● Written instruction: Transcribe the records exactly from the line with "Transcribe the text in this document." to the end, both included.

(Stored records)
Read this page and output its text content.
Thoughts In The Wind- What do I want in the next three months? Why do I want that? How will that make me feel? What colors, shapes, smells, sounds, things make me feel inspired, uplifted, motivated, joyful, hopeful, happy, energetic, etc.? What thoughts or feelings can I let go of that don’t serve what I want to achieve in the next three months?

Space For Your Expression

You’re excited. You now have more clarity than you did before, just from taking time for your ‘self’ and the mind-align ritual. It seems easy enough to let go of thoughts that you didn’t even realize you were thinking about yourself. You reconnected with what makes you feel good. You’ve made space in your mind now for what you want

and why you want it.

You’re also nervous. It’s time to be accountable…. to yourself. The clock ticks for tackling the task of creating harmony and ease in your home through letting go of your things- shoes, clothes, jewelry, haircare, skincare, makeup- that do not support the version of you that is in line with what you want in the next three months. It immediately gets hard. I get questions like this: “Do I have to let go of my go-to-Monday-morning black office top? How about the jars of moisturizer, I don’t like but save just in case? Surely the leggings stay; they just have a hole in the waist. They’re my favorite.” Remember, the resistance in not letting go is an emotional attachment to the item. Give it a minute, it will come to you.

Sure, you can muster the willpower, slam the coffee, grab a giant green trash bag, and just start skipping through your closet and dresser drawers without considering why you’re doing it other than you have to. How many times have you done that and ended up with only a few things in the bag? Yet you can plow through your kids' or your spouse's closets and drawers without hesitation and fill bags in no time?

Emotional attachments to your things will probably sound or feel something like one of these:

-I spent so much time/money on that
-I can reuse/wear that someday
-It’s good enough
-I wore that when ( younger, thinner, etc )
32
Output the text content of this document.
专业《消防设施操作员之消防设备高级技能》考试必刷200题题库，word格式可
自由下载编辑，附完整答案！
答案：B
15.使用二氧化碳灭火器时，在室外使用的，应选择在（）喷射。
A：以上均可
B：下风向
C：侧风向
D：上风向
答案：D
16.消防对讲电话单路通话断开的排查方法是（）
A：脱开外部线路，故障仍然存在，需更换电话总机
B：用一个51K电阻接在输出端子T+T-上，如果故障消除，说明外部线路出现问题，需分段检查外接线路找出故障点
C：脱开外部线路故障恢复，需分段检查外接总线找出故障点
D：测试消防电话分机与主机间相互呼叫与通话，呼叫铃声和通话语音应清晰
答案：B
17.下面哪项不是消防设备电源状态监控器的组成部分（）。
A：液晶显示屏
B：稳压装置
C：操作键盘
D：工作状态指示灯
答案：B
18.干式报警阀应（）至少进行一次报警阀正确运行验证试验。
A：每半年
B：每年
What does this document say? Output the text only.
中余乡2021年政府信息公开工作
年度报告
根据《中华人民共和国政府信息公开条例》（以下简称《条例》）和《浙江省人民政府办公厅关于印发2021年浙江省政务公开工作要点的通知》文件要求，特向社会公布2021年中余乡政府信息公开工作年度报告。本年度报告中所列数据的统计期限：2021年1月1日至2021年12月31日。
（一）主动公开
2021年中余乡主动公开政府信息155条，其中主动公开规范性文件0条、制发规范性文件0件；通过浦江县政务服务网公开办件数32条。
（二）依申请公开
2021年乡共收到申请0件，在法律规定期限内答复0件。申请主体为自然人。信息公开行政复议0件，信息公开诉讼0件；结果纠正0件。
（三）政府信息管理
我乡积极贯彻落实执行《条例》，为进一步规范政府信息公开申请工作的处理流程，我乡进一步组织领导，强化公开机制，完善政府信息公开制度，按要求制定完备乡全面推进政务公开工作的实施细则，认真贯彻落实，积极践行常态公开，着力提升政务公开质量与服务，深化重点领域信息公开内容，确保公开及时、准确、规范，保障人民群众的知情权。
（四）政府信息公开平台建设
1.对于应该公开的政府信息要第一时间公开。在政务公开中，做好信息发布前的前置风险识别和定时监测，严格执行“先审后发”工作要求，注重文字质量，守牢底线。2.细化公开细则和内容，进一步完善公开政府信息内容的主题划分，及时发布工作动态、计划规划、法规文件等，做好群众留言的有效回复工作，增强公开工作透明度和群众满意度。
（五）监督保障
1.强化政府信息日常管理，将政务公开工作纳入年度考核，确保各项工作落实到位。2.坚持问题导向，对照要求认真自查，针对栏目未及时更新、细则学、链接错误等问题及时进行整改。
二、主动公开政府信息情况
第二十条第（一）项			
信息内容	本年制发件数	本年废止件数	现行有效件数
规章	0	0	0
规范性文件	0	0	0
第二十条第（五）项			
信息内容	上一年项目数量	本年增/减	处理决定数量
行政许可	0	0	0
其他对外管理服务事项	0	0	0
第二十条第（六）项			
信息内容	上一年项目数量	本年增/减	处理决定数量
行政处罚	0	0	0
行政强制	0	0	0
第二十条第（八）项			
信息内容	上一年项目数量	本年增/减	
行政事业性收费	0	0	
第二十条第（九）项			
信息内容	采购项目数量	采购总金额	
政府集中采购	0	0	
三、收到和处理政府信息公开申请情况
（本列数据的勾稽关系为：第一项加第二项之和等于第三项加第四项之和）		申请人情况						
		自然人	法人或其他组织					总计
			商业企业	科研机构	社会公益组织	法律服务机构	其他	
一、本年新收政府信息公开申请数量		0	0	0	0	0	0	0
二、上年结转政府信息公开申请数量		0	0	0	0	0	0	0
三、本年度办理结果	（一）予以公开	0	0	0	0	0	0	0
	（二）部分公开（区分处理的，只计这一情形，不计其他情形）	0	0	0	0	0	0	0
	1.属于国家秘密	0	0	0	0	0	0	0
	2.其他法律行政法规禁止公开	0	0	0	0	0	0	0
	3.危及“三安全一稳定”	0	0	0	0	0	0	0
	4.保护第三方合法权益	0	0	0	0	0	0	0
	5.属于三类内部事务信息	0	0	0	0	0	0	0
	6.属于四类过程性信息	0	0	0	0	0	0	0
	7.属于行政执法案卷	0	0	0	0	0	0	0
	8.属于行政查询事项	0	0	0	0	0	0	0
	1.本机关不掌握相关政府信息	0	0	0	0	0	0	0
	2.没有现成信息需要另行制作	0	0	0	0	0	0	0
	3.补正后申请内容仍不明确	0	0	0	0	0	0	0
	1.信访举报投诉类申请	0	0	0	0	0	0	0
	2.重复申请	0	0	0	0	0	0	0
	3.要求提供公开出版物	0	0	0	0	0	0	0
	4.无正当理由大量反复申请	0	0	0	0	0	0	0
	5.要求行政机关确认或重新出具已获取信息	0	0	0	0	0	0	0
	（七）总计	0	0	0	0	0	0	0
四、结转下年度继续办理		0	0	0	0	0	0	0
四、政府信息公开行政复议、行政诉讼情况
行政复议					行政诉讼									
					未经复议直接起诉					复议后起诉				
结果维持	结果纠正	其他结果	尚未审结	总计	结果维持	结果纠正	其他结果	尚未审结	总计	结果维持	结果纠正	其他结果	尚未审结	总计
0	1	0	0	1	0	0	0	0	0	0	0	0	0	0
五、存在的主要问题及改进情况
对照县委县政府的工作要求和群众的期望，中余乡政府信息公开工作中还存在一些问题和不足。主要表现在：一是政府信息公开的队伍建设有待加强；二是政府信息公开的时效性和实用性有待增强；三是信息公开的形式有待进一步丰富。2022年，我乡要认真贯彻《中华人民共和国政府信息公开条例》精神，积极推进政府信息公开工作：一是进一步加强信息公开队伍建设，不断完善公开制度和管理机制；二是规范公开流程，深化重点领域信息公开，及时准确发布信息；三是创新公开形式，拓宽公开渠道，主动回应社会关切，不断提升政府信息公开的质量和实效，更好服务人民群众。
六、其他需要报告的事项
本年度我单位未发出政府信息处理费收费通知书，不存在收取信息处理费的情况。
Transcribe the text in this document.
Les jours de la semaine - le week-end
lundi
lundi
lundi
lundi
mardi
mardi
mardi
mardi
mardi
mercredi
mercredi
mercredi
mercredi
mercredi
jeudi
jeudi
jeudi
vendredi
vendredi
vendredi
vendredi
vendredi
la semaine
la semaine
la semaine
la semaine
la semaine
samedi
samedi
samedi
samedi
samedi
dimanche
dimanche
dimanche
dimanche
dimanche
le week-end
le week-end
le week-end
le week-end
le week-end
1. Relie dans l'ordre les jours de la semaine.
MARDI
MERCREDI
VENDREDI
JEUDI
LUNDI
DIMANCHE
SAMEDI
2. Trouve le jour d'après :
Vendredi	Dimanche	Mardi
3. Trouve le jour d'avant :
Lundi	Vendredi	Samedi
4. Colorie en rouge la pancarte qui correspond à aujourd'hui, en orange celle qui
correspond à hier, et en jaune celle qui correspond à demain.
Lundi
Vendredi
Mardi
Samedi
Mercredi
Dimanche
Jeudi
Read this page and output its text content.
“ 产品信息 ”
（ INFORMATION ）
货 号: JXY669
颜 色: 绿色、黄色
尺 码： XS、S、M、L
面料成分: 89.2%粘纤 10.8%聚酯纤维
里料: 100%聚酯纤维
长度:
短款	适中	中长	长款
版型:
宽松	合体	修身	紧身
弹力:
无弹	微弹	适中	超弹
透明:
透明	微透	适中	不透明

● Result:
Transcribe the text in this document.
Les jours de la semaine - le week-end
lundi
lundi
lundi
lundi
mardi
mardi
mardi
mardi
mardi
mercredi
mercredi
mercredi
mercredi
mercredi
jeudi
jeudi
jeudi
vendredi
vendredi
vendredi
vendredi
vendredi
la semaine
la semaine
la semaine
la semaine
la semaine
samedi
samedi
samedi
samedi
samedi
dimanche
dimanche
dimanche
dimanche
dimanche
le week-end
le week-end
le week-end
le week-end
le week-end
1. Relie dans l'ordre les jours de la semaine.
MARDI
MERCREDI
VENDREDI
JEUDI
LUNDI
DIMANCHE
SAMEDI
2. Trouve le jour d'après :
Vendredi	Dimanche	Mardi
3. Trouve le jour d'avant :
Lundi	Vendredi	Samedi
4. Colorie en rouge la pancarte qui correspond à aujourd'hui, en orange celle qui
correspond à hier, et en jaune celle qui correspond à demain.
Lundi
Vendredi
Mardi
Samedi
Mercredi
Dimanche
Jeudi
Read this page and output its text content.
“ 产品信息 ”
（ INFORMATION ）
货 号: JXY669
颜 色: 绿色、黄色
尺 码： XS、S、M、L
面料成分: 89.2%粘纤 10.8%聚酯纤维
里料: 100%聚酯纤维
长度:
短款	适中	中长	长款
版型:
宽松	合体	修身	紧身
弹力:
无弹	微弹	适中	超弹
透明:
透明	微透	适中	不透明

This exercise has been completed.